§ Given problem:
Go through the entries below and pick out every line with "ffffff".

===== Entries =====

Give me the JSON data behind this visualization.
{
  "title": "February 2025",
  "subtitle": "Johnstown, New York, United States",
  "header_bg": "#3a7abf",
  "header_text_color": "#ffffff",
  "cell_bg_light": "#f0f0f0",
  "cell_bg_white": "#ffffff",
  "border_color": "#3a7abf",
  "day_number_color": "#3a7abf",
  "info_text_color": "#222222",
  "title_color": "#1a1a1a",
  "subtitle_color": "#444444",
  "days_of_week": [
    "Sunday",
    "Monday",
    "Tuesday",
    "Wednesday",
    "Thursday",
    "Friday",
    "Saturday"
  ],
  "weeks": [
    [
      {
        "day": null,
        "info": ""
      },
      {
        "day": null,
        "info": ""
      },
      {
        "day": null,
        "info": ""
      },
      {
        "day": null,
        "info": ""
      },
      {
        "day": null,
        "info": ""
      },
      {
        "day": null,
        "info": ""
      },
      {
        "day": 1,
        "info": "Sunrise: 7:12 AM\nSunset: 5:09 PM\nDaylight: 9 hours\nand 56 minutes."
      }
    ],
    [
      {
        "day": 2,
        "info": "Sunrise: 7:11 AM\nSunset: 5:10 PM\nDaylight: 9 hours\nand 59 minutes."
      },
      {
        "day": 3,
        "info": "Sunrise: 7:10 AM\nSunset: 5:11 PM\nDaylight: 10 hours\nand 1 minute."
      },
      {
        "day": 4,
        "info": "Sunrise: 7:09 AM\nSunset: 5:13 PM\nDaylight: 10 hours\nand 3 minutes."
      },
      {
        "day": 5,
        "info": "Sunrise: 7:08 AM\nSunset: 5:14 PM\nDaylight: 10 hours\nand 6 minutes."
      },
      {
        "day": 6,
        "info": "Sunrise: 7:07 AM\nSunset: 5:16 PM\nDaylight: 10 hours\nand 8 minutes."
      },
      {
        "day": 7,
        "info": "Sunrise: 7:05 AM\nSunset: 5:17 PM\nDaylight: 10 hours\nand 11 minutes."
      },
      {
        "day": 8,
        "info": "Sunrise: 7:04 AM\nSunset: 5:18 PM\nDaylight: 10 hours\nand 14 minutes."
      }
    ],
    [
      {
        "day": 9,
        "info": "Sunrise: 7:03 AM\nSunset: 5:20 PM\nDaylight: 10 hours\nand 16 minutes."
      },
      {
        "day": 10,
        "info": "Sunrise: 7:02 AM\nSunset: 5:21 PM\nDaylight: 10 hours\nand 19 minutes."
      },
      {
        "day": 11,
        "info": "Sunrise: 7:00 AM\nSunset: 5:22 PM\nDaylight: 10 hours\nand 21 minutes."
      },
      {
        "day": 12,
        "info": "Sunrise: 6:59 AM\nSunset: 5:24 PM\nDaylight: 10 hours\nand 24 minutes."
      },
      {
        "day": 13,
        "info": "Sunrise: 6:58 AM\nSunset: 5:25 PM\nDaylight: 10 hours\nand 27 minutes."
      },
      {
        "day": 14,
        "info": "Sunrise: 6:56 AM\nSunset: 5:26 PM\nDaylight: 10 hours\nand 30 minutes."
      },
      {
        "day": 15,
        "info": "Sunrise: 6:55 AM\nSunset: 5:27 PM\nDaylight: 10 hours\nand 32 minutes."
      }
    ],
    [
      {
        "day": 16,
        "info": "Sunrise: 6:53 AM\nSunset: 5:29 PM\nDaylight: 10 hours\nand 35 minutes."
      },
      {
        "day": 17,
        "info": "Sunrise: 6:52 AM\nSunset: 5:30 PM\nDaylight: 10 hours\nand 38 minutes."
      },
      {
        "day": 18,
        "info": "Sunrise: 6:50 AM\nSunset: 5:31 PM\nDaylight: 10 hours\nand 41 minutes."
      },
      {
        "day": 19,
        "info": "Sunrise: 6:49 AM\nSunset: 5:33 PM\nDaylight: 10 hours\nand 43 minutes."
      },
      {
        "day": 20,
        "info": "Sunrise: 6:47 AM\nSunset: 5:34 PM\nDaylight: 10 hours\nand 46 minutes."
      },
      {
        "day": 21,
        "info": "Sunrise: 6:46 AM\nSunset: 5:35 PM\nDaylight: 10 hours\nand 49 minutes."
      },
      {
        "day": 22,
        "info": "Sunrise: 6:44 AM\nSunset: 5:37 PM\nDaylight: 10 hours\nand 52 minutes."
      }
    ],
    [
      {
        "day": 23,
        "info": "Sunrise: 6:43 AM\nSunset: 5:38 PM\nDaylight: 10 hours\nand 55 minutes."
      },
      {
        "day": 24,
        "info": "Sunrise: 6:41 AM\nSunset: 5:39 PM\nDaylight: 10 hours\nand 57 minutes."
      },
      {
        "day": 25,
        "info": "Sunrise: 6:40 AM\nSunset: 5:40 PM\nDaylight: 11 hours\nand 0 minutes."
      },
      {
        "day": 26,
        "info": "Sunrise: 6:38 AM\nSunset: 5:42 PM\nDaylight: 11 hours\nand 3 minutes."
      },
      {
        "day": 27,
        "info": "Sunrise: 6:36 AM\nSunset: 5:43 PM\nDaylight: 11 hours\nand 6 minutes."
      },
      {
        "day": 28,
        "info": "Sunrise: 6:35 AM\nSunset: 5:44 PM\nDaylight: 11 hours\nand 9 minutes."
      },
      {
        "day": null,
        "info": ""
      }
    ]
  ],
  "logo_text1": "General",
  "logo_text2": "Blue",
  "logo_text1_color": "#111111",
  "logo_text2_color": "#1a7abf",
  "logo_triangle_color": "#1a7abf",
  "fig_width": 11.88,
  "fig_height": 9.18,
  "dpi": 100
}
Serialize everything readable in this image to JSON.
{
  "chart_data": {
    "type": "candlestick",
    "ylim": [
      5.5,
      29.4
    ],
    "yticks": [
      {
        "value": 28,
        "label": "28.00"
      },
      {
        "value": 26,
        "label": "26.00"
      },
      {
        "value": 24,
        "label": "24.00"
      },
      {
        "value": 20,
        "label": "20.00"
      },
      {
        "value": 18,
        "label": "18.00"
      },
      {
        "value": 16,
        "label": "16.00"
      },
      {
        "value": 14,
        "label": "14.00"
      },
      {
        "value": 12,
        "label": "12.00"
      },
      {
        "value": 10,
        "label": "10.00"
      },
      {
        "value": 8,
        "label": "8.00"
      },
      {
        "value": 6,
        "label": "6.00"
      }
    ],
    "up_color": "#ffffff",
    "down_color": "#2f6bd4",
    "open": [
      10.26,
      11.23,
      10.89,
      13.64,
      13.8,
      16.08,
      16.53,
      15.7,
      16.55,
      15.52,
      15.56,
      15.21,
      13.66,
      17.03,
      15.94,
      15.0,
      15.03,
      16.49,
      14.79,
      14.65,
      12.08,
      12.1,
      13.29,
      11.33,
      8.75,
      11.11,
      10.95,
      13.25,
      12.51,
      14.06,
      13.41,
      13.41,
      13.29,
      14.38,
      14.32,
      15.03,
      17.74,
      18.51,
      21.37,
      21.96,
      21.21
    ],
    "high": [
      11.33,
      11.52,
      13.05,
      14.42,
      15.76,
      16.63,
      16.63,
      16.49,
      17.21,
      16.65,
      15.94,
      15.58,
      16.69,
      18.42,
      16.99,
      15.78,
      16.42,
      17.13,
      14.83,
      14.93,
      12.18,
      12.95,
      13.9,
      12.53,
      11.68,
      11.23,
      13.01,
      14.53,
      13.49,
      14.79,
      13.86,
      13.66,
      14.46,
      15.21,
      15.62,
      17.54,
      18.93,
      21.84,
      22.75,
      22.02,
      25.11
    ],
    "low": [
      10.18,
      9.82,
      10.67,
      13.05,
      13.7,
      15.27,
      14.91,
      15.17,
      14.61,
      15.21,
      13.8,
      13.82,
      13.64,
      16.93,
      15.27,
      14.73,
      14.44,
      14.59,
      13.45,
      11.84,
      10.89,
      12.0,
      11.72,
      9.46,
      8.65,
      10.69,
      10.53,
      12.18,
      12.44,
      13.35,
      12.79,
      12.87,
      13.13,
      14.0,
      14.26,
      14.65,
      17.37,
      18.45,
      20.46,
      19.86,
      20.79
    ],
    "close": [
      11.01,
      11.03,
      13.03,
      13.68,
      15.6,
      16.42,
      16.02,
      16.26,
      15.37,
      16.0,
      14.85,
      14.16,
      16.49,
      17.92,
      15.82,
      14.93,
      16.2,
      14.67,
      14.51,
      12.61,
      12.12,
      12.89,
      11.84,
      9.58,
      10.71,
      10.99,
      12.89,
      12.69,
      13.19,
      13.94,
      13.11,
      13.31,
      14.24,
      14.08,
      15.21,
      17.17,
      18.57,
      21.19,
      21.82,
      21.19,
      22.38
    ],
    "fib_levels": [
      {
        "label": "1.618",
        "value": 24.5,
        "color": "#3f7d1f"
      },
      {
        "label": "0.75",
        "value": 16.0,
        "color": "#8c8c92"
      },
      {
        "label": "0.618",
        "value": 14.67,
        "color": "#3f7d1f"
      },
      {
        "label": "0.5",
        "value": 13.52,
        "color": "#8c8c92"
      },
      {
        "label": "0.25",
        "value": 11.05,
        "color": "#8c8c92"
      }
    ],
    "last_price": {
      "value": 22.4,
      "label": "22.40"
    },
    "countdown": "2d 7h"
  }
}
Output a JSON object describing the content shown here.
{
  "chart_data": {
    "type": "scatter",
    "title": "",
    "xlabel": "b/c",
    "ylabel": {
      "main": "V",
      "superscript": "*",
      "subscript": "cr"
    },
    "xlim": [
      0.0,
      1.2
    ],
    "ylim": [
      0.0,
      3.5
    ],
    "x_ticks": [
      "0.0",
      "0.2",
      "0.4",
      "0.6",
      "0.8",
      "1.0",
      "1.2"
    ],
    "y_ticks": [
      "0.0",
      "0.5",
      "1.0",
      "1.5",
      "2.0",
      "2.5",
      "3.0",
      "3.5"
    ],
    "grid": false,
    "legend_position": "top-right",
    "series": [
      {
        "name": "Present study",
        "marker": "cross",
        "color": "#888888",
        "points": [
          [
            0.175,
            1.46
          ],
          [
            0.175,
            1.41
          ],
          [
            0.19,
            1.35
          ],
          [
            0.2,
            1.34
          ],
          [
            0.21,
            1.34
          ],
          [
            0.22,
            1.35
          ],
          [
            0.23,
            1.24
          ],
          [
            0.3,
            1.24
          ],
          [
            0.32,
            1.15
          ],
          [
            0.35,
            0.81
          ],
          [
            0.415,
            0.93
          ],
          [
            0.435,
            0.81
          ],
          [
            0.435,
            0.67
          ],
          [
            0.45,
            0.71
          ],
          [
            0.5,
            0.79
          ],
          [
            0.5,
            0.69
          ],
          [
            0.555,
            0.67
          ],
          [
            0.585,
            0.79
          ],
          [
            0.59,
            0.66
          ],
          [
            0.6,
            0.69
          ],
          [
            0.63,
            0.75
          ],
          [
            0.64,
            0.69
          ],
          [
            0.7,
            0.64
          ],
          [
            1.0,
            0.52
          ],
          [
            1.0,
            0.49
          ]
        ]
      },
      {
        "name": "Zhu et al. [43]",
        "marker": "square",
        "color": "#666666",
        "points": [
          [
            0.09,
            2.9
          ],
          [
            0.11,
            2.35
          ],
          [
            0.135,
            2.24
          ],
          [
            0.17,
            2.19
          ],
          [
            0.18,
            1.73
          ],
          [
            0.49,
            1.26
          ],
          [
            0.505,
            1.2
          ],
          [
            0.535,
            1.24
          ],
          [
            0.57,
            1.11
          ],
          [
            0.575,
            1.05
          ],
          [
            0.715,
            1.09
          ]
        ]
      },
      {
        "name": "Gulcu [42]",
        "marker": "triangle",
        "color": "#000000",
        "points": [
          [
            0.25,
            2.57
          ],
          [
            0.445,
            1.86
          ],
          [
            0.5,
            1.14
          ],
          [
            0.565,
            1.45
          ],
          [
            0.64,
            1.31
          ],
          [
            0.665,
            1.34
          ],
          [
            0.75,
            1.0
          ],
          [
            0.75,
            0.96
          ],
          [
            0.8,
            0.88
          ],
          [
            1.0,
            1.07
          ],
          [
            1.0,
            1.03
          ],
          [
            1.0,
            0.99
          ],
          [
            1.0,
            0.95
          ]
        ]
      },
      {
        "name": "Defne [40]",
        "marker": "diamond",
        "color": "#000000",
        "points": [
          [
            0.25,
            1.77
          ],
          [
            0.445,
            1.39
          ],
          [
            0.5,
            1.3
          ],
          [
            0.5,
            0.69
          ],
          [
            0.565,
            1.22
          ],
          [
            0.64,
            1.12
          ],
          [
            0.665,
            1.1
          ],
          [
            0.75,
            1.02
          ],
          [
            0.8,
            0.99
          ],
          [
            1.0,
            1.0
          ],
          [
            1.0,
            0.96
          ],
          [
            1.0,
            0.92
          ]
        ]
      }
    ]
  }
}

=====

§ Correct response:
  "header_text_color": "#ffffff",
  "cell_bg_white": "#ffffff",
    "up_color": "#ffffff",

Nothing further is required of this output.